## Begin

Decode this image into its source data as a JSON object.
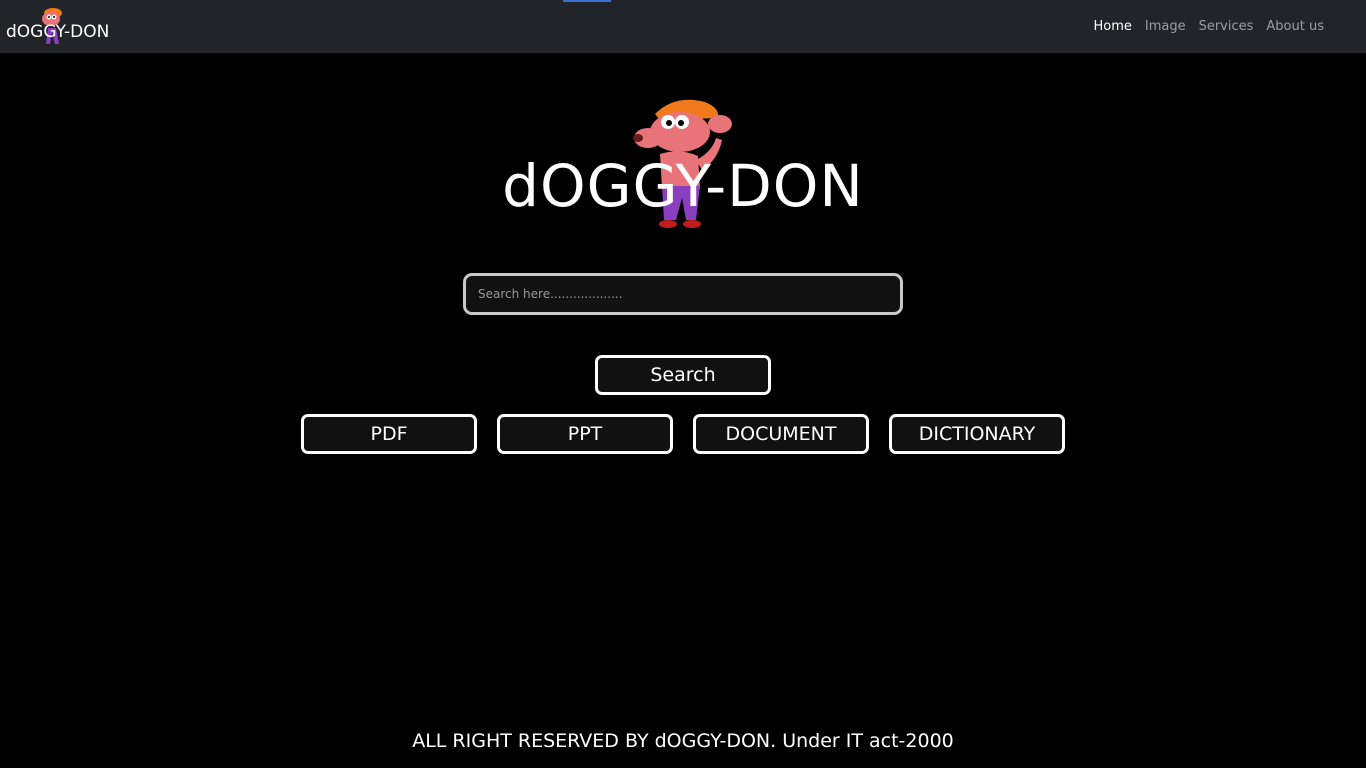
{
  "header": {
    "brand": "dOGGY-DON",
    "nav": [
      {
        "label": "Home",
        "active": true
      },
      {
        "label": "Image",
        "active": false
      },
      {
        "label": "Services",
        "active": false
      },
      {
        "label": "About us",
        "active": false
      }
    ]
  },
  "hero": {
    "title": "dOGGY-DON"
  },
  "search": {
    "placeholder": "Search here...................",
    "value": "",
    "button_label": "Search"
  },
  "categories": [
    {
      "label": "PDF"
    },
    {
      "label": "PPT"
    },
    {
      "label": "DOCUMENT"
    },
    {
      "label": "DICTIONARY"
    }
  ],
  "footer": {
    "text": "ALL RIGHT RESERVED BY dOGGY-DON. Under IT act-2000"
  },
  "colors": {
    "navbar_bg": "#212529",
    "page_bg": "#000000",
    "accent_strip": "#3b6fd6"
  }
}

## End
## Begin

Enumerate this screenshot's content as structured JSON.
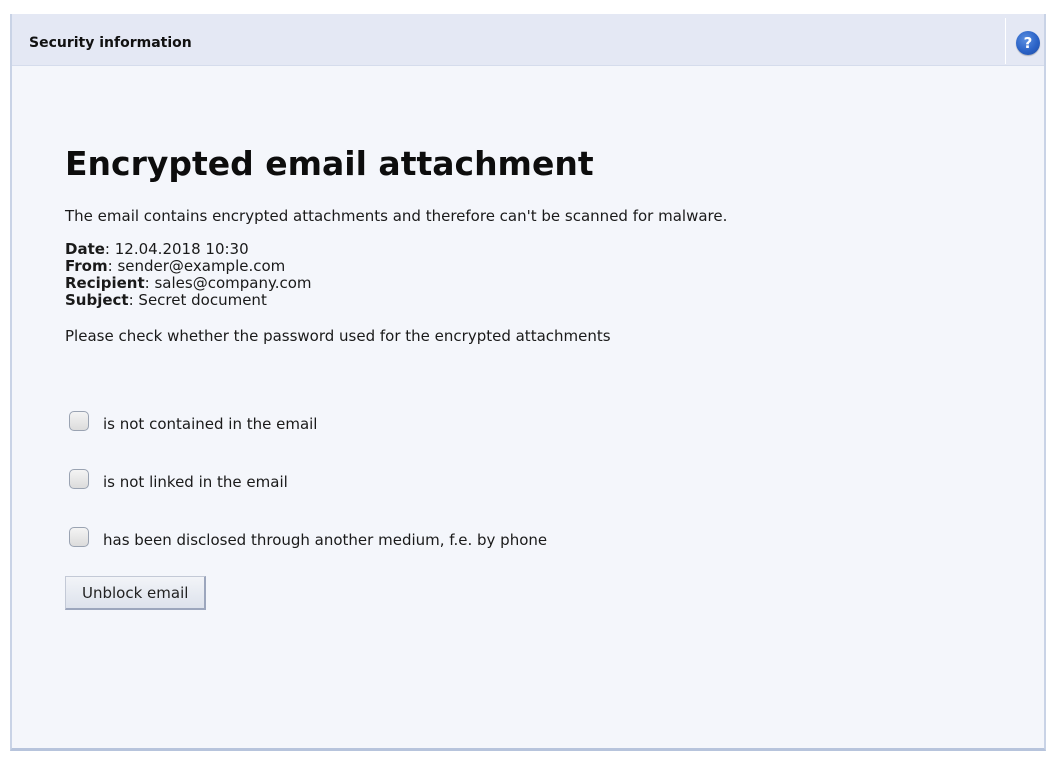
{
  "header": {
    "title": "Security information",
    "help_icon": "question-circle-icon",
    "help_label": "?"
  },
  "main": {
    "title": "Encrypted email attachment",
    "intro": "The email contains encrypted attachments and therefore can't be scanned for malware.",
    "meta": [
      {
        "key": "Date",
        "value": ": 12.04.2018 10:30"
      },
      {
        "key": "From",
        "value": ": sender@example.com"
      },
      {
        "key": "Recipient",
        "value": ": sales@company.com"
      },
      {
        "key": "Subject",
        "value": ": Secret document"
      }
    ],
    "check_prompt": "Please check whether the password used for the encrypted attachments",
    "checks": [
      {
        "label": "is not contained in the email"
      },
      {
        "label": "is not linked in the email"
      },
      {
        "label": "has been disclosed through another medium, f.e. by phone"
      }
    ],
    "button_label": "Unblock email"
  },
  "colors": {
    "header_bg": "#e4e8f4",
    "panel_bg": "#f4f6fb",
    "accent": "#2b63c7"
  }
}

## End

■ Task requirements: Check every line of the data above for the string "title", and copy those that have it.

■ Task solution:
    "title": "dOGGY-DON"
    "title": "Security information",
    "title": "Encrypted email attachment",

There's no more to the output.